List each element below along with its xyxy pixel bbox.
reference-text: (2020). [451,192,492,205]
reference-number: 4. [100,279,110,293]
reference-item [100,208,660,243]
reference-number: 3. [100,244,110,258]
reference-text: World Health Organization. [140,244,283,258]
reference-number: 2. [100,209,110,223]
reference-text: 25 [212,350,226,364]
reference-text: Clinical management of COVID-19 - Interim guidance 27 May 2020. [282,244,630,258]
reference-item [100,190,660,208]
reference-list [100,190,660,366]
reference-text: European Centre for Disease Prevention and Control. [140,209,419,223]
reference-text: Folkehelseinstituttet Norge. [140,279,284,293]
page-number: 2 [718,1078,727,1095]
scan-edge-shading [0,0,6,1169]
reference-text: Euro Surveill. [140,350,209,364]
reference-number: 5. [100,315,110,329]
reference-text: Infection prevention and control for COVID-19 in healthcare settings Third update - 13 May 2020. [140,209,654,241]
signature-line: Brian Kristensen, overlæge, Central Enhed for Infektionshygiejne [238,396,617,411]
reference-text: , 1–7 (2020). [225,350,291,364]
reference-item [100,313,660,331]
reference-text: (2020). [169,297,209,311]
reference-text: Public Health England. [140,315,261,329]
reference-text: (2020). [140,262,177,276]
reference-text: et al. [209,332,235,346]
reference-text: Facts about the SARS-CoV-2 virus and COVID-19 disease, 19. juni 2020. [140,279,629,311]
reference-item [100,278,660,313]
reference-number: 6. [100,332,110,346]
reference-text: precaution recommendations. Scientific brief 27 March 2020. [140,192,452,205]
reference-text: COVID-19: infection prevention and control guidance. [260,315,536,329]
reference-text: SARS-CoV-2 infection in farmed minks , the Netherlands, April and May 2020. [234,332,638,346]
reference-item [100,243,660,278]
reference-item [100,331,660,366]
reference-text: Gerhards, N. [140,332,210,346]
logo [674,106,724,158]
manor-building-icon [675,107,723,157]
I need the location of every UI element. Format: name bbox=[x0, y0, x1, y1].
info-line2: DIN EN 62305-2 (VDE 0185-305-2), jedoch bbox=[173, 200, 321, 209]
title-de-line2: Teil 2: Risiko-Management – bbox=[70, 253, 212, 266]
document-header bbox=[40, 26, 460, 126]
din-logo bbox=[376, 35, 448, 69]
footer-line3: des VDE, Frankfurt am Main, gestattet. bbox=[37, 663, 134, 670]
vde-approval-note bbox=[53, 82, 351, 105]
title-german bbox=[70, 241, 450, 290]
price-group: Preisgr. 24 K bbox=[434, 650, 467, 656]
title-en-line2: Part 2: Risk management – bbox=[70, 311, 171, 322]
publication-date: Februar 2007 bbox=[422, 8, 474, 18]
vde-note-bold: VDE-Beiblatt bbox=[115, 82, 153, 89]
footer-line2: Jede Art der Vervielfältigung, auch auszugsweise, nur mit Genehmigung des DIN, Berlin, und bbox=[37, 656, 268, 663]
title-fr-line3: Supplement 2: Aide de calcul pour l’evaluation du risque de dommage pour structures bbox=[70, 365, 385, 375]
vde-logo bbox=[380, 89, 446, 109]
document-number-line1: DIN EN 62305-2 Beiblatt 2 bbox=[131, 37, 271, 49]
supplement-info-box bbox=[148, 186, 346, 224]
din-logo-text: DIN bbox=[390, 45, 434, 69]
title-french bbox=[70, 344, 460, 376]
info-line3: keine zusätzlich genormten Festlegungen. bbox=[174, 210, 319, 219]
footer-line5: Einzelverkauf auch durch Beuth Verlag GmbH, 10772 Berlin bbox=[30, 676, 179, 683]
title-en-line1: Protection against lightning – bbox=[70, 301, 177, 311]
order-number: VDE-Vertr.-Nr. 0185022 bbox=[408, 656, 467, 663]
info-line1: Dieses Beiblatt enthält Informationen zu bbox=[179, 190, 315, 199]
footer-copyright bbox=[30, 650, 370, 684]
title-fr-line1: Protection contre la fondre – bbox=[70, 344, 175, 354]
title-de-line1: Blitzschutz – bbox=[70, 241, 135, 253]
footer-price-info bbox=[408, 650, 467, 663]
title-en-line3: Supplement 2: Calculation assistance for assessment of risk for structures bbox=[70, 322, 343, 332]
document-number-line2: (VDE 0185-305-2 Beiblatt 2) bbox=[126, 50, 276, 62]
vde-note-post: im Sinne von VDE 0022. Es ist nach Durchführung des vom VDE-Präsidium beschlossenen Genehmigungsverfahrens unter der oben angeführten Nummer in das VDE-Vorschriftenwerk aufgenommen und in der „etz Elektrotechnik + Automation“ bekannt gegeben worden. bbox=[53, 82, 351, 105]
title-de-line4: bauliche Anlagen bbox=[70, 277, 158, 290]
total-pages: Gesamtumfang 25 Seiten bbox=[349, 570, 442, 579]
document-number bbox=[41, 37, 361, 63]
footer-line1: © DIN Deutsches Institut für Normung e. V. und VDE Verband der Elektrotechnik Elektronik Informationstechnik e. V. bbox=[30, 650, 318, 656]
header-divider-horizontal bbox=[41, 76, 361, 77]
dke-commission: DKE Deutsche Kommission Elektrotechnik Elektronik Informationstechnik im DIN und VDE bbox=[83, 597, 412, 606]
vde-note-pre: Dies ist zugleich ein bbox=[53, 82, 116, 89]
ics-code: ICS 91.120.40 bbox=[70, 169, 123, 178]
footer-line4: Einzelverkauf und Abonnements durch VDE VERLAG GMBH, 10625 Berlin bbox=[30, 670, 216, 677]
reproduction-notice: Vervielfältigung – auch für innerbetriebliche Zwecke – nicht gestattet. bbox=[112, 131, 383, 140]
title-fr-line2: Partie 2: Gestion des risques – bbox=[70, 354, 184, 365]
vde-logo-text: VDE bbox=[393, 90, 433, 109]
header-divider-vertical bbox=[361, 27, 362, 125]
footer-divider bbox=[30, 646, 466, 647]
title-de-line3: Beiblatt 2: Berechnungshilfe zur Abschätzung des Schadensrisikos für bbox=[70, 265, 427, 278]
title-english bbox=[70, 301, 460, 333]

___

◆ **Exercise aim**: Show all lines from the data above in which the word "Elektrotechnik" appears.

◆ **Expected answer**:
vde-note-post: im Sinne von VDE 0022. Es ist nach Durchführung des vom VDE-Präsidium beschlossenen Genehmigungsverfahrens unter der oben angeführten Nummer in das VDE-Vorschriftenwerk aufgenommen und in der „etz Elektrotechnik + Automation“ bekannt gegeben worden. bbox=[53, 82, 351, 105]
footer-line1: © DIN Deutsches Institut für Normung e. V. und VDE Verband der Elektrotechnik Elektronik Informationstechnik e. V. bbox=[30, 650, 318, 656]
dke-commission: DKE Deutsche Kommission Elektrotechnik Elektronik Informationstechnik im DIN und VDE bbox=[83, 597, 412, 606]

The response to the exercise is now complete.